#### GOAL:
Among the entries below, find the lines with "none" and copy them.
>> Begin EXERCISE DATA
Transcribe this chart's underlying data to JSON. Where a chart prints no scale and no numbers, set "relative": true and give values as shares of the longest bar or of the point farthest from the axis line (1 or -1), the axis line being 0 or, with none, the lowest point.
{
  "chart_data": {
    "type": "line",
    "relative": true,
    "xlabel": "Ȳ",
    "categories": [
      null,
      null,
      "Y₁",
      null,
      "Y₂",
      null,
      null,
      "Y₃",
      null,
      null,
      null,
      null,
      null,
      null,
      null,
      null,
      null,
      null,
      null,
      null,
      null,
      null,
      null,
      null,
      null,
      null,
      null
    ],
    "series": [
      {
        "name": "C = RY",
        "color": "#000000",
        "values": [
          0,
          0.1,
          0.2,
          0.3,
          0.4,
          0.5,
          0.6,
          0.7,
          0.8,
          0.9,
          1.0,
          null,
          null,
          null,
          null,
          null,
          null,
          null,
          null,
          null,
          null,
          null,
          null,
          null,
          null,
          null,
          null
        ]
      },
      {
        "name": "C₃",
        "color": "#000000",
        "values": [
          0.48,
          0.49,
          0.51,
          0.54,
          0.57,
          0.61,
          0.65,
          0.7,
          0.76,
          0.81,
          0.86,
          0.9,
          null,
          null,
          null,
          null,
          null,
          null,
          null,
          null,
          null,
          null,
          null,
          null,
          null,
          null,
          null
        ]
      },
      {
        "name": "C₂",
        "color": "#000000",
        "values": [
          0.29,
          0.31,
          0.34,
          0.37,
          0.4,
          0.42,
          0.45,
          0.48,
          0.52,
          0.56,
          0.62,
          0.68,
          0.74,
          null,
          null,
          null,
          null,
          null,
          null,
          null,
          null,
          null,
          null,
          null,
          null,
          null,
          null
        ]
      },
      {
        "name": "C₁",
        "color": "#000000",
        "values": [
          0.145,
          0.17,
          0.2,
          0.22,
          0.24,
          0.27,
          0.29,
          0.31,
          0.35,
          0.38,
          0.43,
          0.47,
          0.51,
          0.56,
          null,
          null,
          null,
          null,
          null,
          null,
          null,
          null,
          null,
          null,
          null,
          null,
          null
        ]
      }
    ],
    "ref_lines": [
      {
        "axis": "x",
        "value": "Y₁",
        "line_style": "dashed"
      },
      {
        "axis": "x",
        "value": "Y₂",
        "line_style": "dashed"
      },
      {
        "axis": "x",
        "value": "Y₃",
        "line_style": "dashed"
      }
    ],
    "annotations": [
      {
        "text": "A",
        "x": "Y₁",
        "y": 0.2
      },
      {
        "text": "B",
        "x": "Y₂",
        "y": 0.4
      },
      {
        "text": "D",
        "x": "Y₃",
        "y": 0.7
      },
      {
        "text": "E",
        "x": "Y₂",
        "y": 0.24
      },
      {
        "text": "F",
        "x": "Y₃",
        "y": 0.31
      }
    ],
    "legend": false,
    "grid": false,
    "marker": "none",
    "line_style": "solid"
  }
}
>> End EXERCISE DATA
#### IN RESPONSE:
Transcribe this chart's underlying data to JSON. Where a chart prints no scale and no numbers, set "relative": true and give values as shares of the longest bar or of the point farthest from the axis line (1 or -1), the axis line being 0 or, with none, the lowest point.
    "marker": "none",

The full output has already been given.